_PROBLEM DESCRIPTION:_ Within the records below, find each line that holds the string "text", then copy it.

_Dataset items:_
┄┄┄┄┄┄
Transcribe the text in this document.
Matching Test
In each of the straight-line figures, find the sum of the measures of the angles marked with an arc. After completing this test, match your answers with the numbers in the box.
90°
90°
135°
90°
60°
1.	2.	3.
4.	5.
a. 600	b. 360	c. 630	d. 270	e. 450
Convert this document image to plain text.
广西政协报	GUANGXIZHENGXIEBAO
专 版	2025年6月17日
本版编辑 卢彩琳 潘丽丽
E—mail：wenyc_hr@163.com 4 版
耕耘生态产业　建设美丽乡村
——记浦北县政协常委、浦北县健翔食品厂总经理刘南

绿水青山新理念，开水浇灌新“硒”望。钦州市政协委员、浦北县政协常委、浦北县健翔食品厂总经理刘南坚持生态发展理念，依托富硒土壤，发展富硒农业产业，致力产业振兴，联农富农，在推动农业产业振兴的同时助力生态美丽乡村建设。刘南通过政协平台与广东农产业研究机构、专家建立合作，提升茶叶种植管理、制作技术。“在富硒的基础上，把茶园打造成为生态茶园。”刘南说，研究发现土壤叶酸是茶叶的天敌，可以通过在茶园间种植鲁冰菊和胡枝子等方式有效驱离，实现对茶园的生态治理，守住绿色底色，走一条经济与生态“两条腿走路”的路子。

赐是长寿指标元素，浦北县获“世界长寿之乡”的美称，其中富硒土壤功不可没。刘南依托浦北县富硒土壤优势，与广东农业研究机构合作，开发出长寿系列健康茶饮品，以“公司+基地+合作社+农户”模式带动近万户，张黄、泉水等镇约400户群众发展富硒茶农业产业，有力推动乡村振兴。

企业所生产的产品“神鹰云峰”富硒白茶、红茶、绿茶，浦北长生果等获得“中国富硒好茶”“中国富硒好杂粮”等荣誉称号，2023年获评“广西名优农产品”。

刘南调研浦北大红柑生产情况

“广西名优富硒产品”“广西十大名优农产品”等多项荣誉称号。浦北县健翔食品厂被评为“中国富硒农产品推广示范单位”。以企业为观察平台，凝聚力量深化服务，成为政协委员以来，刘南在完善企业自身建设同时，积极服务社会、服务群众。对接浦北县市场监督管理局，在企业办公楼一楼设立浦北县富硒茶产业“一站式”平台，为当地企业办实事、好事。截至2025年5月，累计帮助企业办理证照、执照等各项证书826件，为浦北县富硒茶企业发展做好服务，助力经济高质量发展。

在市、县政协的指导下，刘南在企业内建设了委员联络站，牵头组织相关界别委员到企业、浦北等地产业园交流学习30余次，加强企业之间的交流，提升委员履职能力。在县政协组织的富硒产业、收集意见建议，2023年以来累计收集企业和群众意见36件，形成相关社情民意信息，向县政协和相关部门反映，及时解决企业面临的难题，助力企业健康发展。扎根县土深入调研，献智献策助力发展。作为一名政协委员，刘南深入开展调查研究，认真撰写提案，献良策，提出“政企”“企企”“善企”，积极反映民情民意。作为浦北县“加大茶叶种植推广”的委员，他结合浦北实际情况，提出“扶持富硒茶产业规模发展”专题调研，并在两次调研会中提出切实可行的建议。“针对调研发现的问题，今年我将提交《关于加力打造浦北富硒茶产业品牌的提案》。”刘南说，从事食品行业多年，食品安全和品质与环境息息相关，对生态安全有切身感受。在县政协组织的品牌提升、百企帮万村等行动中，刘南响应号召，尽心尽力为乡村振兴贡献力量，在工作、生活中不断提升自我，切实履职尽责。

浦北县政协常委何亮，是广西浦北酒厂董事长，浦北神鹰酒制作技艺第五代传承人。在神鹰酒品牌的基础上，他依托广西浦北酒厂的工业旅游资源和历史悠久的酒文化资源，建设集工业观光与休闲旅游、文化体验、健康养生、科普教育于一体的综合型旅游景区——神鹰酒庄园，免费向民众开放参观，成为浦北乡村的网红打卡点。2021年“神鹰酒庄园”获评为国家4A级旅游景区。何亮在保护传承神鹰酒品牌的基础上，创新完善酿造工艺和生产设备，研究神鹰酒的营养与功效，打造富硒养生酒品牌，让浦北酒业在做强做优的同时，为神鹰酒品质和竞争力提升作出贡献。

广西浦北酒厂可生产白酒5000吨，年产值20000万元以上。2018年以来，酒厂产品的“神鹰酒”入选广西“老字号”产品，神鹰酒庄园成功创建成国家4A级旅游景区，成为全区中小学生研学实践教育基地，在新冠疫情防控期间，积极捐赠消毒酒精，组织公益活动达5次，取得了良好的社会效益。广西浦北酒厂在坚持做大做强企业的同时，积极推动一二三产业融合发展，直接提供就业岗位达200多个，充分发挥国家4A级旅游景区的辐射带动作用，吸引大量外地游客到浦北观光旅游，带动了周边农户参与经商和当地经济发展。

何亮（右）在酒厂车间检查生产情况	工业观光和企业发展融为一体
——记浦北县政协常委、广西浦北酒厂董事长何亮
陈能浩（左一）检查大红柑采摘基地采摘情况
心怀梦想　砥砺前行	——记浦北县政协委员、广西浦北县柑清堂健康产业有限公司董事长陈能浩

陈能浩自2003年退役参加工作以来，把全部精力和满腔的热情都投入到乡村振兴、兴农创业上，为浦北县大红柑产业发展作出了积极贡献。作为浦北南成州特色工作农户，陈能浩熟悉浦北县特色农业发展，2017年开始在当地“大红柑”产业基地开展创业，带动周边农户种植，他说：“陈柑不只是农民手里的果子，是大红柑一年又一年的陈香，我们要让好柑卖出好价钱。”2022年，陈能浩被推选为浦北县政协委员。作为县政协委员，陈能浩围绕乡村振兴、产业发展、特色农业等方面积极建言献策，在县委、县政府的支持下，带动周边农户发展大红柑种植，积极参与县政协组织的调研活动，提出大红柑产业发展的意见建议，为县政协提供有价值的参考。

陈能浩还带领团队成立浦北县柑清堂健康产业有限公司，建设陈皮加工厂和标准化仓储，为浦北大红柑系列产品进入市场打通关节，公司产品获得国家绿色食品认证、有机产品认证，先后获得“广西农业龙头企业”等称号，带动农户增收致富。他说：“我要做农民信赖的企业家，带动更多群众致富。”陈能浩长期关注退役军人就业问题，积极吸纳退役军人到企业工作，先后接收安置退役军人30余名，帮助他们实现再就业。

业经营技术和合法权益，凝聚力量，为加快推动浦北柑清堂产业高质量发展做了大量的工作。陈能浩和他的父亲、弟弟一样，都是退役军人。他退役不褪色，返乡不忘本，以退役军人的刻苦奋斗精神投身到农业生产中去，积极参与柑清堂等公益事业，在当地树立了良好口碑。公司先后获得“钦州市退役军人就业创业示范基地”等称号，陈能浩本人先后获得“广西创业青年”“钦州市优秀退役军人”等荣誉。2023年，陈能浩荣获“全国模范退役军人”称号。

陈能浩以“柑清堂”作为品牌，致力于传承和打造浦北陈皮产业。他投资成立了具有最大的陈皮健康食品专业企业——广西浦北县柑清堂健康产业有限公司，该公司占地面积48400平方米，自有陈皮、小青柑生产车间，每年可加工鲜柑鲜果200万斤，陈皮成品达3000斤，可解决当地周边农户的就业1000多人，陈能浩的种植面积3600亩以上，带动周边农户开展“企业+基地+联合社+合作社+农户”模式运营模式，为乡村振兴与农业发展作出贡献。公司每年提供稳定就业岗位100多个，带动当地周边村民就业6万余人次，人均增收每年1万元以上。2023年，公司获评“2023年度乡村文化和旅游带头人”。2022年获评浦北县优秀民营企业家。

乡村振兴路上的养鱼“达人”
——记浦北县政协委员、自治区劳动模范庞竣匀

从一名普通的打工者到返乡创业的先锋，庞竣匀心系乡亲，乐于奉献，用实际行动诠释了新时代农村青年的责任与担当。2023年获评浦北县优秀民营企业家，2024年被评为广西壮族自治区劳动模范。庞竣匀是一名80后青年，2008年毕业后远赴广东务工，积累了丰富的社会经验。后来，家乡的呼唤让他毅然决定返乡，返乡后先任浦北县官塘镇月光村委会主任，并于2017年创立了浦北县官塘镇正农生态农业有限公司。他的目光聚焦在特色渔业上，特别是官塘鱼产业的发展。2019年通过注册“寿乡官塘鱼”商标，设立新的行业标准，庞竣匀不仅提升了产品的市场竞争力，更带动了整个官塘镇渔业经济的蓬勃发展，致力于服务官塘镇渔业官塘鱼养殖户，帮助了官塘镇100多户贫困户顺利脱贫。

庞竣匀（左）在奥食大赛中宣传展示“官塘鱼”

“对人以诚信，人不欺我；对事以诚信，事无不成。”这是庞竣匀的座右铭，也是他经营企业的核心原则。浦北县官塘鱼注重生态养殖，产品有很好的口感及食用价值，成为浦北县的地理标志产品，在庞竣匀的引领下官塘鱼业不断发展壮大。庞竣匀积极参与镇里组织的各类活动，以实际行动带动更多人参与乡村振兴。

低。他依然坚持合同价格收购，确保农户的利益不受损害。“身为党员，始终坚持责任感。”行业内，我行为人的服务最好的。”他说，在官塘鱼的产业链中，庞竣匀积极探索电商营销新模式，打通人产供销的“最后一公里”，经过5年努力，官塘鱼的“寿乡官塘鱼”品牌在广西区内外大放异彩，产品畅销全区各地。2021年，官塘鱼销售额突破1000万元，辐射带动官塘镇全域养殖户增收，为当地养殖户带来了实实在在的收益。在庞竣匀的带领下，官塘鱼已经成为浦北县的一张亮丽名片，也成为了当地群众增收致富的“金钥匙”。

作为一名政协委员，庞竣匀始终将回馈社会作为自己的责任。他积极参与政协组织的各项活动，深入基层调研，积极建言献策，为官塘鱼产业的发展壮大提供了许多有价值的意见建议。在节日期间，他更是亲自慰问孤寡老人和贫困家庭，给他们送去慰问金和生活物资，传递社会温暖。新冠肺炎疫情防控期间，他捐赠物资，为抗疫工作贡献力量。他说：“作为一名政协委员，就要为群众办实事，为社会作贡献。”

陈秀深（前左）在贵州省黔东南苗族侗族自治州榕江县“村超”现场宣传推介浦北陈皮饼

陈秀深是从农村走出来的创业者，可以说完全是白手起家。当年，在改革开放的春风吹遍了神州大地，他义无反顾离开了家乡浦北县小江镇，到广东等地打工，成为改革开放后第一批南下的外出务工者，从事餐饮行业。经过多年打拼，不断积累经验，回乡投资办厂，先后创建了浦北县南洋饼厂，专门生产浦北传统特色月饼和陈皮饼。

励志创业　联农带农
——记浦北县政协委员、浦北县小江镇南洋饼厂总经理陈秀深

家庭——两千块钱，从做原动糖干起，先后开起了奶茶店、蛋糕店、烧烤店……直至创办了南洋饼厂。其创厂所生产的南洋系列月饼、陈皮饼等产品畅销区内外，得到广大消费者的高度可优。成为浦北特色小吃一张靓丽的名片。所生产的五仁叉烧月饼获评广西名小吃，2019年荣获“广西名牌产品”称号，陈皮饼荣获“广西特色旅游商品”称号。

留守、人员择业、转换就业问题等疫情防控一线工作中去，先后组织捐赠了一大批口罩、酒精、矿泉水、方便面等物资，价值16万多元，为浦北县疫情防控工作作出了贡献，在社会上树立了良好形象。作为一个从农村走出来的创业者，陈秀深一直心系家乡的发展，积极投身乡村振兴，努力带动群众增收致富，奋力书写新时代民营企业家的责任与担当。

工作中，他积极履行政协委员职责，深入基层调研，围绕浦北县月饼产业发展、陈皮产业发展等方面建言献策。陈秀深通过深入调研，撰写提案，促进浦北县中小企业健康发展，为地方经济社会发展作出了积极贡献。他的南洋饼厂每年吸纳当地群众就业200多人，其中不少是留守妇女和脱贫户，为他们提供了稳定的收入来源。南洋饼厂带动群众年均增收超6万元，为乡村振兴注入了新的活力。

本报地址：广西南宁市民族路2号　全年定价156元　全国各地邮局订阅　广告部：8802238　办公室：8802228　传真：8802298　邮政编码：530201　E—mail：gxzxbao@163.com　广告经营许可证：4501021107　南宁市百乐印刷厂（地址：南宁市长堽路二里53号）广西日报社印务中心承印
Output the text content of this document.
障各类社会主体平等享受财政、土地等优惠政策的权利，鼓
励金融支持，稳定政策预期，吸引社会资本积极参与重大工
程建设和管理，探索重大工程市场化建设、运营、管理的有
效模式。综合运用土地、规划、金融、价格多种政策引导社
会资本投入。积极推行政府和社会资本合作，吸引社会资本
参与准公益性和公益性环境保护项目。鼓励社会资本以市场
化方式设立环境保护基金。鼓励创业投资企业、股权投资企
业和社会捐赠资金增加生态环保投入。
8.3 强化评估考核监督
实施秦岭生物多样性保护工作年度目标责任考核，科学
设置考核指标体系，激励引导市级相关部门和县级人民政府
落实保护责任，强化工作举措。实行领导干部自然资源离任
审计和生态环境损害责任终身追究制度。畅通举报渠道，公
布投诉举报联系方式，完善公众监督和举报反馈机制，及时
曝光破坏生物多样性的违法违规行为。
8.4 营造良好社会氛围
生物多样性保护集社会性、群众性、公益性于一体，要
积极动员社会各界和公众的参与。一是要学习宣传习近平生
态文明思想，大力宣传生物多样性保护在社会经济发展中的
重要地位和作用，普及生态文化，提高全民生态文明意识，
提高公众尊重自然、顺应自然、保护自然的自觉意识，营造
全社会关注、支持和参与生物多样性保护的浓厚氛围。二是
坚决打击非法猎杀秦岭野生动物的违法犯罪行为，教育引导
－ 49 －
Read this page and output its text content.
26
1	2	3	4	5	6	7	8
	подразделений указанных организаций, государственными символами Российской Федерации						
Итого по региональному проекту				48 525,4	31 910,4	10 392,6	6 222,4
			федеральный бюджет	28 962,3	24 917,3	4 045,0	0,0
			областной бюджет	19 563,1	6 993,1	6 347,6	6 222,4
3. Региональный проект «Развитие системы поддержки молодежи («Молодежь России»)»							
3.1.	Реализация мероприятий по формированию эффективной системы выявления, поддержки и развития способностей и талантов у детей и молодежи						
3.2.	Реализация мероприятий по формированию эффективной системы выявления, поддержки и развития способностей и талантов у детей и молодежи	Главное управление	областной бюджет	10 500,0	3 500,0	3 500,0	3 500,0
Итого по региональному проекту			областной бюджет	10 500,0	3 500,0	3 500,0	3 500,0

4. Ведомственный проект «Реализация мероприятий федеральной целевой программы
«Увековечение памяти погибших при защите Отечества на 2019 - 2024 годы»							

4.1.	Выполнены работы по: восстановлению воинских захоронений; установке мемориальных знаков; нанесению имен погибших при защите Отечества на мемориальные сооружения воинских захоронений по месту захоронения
┄┄┄┄┄┄
_THE OUTPUT:_
Transcribe the text in this document.
Convert this document image to plain text.
Output the text content of this document.
Read this page and output its text content.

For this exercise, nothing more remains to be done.